Problem:
Output the data that follows exactly, line for line.

Given records:
+===+
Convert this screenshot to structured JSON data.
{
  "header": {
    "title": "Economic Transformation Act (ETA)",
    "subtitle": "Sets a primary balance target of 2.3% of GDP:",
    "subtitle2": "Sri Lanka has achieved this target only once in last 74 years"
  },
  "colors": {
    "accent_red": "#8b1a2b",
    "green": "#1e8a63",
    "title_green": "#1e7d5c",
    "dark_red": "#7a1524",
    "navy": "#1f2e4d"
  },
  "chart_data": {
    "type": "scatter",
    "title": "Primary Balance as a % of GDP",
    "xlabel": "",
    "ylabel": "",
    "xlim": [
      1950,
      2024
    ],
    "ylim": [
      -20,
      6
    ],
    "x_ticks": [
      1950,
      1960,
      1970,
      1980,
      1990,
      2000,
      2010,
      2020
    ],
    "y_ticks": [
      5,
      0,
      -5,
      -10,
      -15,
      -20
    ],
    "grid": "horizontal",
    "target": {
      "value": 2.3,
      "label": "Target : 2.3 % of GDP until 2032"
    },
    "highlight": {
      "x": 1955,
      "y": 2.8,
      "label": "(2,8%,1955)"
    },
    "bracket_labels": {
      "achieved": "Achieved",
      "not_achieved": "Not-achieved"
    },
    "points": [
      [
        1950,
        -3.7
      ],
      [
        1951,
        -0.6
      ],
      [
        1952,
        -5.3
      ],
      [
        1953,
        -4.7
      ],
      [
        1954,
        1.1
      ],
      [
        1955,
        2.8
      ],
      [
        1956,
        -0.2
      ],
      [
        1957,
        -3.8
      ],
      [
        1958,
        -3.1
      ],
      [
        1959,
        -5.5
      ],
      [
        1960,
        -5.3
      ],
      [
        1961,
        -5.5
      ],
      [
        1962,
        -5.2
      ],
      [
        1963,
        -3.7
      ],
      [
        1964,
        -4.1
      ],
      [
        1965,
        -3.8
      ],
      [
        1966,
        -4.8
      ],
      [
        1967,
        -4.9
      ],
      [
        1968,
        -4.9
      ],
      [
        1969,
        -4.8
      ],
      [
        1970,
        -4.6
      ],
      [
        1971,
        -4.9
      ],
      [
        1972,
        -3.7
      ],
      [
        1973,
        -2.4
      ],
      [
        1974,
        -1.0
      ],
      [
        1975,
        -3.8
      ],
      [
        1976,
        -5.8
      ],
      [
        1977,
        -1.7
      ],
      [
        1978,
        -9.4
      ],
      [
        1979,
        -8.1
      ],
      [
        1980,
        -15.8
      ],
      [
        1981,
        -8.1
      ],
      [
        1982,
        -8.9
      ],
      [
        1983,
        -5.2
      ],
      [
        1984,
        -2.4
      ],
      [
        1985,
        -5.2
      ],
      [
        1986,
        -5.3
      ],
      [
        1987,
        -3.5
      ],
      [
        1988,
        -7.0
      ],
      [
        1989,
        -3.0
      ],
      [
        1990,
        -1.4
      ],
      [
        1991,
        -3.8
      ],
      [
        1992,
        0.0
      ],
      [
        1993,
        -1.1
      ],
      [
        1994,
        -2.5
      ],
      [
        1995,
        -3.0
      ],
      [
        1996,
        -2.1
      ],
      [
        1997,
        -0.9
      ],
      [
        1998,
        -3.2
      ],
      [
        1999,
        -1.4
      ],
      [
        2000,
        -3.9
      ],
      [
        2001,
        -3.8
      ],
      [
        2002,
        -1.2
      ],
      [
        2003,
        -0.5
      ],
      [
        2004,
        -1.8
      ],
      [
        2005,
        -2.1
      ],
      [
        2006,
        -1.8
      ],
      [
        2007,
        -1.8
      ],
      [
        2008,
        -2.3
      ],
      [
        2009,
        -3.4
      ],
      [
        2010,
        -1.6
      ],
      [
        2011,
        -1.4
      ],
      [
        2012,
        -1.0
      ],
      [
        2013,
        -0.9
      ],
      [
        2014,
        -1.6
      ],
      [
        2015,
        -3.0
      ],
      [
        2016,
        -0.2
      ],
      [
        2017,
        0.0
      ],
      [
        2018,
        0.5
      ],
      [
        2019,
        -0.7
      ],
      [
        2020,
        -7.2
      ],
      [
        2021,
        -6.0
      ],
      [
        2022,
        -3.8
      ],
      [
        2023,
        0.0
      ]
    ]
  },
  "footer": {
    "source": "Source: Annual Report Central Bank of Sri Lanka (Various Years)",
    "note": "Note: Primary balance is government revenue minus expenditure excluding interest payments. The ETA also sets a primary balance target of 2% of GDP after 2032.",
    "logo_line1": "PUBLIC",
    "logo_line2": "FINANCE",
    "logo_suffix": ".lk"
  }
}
+===+
Worked solution:
Convert this screenshot to structured JSON data.
{
  "header": {
    "title": "Economic Transformation Act (ETA)",
    "subtitle": "Sets a primary balance target of 2.3% of GDP:",
    "subtitle2": "Sri Lanka has achieved this target only once in last 74 years"
  },
  "colors": {
    "accent_red": "#8b1a2b",
    "green": "#1e8a63",
    "title_green": "#1e7d5c",
    "dark_red": "#7a1524",
    "navy": "#1f2e4d"
  },
  "chart_data": {
    "type": "scatter",
    "title": "Primary Balance as a % of GDP",
    "xlabel": "",
    "ylabel": "",
    "xlim": [
      1950,
      2024
    ],
    "ylim": [
      -20,
      6
    ],
    "x_ticks": [
      1950,
      1960,
      1970,
      1980,
      1990,
      2000,
      2010,
      2020
    ],
    "y_ticks": [
      5,
      0,
      -5,
      -10,
      -15,
      -20
    ],
    "grid": "horizontal",
    "target": {
      "value": 2.3,
      "label": "Target : 2.3 % of GDP until 2032"
    },
    "highlight": {
      "x": 1955,
      "y": 2.8,
      "label": "(2,8%,1955)"
    },
    "bracket_labels": {
      "achieved": "Achieved",
      "not_achieved": "Not-achieved"
    },
    "points": [
      [
        1950,
        -3.7
      ],
      [
        1951,
        -0.6
      ],
      [
        1952,
        -5.3
      ],
      [
        1953,
        -4.7
      ],
      [
        1954,
        1.1
      ],
      [
        1955,
        2.8
      ],
      [
        1956,
        -0.2
      ],
      [
        1957,
        -3.8
      ],
      [
        1958,
        -3.1
      ],
      [
        1959,
        -5.5
      ],
      [
        1960,
        -5.3
      ],
      [
        1961,
        -5.5
      ],
      [
        1962,
        -5.2
      ],
      [
        1963,
        -3.7
      ],
      [
        1964,
        -4.1
      ],
      [
        1965,
        -3.8
      ],
      [
        1966,
        -4.8
      ],
      [
        1967,
        -4.9
      ],
      [
        1968,
        -4.9
      ],
      [
        1969,
        -4.8
      ],
      [
        1970,
        -4.6
      ],
      [
        1971,
        -4.9
      ],
      [
        1972,
        -3.7
      ],
      [
        1973,
        -2.4
      ],
      [
        1974,
        -1.0
      ],
      [
        1975,
        -3.8
      ],
      [
        1976,
        -5.8
      ],
      [
        1977,
        -1.7
      ],
      [
        1978,
        -9.4
      ],
      [
        1979,
        -8.1
      ],
      [
        1980,
        -15.8
      ],
      [
        1981,
        -8.1
      ],
      [
        1982,
        -8.9
      ],
      [
        1983,
        -5.2
      ],
      [
        1984,
        -2.4
      ],
      [
        1985,
        -5.2
      ],
      [
        1986,
        -5.3
      ],
      [
        1987,
        -3.5
      ],
      [
        1988,
        -7.0
      ],
      [
        1989,
        -3.0
      ],
      [
        1990,
        -1.4
      ],
      [
        1991,
        -3.8
      ],
      [
        1992,
        0.0
      ],
      [
        1993,
        -1.1
      ],
      [
        1994,
        -2.5
      ],
      [
        1995,
        -3.0
      ],
      [
        1996,
        -2.1
      ],
      [
        1997,
        -0.9
      ],
      [
        1998,
        -3.2
      ],
      [
        1999,
        -1.4
      ],
      [
        2000,
        -3.9
      ],
      [
        2001,
        -3.8
      ],
      [
        2002,
        -1.2
      ],
      [
        2003,
        -0.5
      ],
      [
        2004,
        -1.8
      ],
      [
        2005,
        -2.1
      ],
      [
        2006,
        -1.8
      ],
      [
        2007,
        -1.8
      ],
      [
        2008,
        -2.3
      ],
      [
        2009,
        -3.4
      ],
      [
        2010,
        -1.6
      ],
      [
        2011,
        -1.4
      ],
      [
        2012,
        -1.0
      ],
      [
        2013,
        -0.9
      ],
      [
        2014,
        -1.6
      ],
      [
        2015,
        -3.0
      ],
      [
        2016,
        -0.2
      ],
      [
        2017,
        0.0
      ],
      [
        2018,
        0.5
      ],
      [
        2019,
        -0.7
      ],
      [
        2020,
        -7.2
      ],
      [
        2021,
        -6.0
      ],
      [
        2022,
        -3.8
      ],
      [
        2023,
        0.0
      ]
    ]
  },
  "footer": {
    "source": "Source: Annual Report Central Bank of Sri Lanka (Various Years)",
    "note": "Note: Primary balance is government revenue minus expenditure excluding interest payments. The ETA also sets a primary balance target of 2% of GDP after 2032.",
    "logo_line1": "PUBLIC",
    "logo_line2": "FINANCE",
    "logo_suffix": ".lk"
  }
}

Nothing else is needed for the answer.